> Prompt
The answer must consist of every line below that contains the word "Mitosis".

> Figure record extracts
§ §

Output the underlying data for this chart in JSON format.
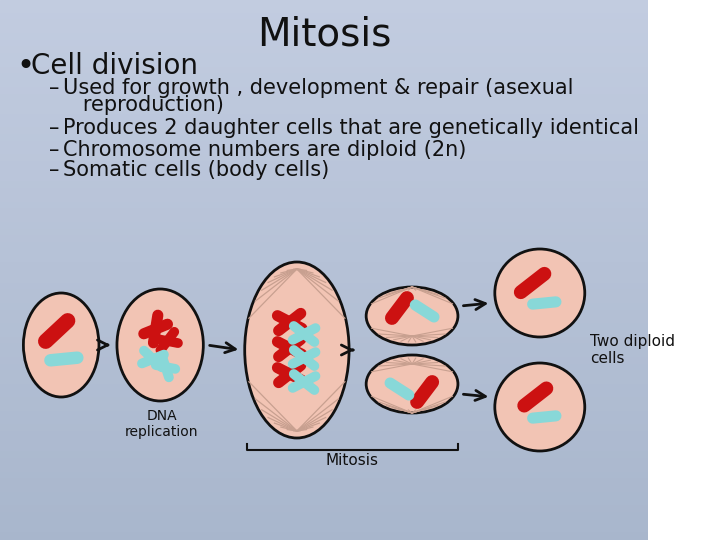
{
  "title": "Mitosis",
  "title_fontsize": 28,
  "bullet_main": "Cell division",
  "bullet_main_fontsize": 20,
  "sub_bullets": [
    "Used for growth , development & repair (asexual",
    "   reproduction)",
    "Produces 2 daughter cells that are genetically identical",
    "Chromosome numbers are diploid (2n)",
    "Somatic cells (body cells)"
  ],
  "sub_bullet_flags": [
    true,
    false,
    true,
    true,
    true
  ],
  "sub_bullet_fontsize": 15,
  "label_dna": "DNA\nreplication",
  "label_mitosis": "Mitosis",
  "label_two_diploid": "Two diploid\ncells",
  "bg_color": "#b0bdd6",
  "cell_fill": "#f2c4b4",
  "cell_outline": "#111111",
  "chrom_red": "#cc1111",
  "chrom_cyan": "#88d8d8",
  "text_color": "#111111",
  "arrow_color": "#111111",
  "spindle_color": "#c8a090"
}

§ §

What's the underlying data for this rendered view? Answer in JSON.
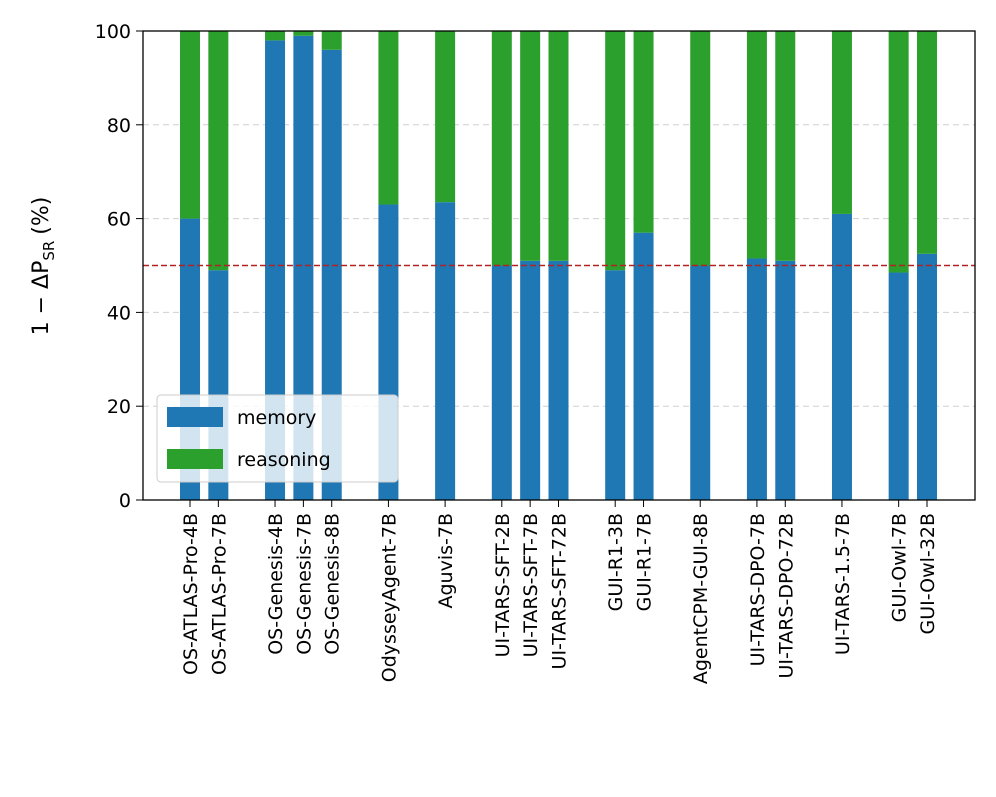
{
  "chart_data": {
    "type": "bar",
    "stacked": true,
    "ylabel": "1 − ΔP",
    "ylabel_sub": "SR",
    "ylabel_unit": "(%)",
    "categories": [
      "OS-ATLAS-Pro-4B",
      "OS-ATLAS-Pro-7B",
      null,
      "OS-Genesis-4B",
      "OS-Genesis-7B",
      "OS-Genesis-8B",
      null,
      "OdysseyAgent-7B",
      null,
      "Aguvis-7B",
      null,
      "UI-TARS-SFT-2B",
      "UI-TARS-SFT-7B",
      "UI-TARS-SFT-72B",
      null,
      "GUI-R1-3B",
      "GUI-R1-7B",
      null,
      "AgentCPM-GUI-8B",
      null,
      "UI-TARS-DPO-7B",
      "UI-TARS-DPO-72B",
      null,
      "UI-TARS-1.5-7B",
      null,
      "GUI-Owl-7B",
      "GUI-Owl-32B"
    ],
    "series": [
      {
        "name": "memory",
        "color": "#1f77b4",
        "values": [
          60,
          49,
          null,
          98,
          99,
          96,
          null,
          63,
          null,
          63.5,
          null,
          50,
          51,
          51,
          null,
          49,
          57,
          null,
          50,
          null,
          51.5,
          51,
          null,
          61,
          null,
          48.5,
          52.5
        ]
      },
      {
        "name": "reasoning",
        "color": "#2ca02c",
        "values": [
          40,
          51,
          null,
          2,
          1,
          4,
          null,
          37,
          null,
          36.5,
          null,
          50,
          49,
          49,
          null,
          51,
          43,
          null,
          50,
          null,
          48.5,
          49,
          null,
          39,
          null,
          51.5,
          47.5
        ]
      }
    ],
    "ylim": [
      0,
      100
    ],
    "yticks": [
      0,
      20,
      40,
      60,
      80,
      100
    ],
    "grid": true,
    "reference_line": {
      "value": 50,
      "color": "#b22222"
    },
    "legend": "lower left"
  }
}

§ §

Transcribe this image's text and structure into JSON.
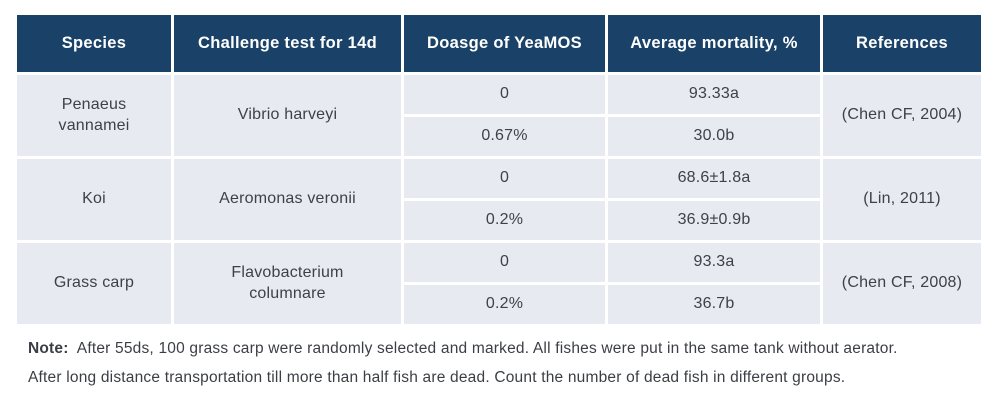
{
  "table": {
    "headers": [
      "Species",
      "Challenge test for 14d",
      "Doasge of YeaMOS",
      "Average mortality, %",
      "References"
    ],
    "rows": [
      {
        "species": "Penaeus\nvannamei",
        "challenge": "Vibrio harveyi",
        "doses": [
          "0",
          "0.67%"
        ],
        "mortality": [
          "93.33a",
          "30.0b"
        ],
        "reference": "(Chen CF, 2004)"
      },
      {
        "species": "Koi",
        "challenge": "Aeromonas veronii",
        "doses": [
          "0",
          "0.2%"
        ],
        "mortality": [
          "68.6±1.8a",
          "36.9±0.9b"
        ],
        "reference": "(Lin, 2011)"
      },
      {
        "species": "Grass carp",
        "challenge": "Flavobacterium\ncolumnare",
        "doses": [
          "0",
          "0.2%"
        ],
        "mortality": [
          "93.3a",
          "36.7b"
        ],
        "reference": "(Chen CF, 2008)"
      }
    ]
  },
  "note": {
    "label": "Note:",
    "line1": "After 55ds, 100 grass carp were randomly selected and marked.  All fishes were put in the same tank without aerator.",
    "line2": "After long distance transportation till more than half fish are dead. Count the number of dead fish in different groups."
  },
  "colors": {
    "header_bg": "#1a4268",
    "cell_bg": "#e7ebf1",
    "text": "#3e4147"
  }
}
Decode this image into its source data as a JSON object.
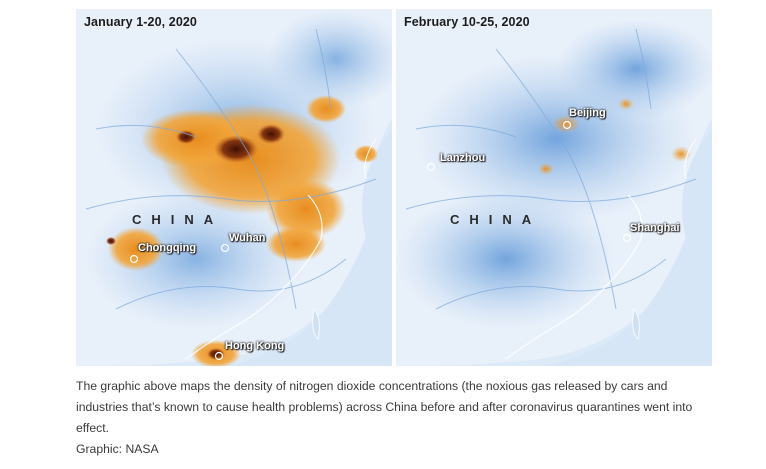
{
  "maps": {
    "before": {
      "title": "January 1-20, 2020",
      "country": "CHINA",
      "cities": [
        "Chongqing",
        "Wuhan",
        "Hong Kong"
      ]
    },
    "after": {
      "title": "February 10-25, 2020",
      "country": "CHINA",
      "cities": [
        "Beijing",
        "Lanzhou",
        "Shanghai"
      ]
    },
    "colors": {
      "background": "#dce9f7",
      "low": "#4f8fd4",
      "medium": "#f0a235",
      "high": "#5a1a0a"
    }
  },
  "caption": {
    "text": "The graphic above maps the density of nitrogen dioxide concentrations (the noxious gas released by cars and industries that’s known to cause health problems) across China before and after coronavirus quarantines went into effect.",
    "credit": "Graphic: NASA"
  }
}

§ §

> Response
  "title": "Mitosis",
  "label_mitosis": "Mitosis",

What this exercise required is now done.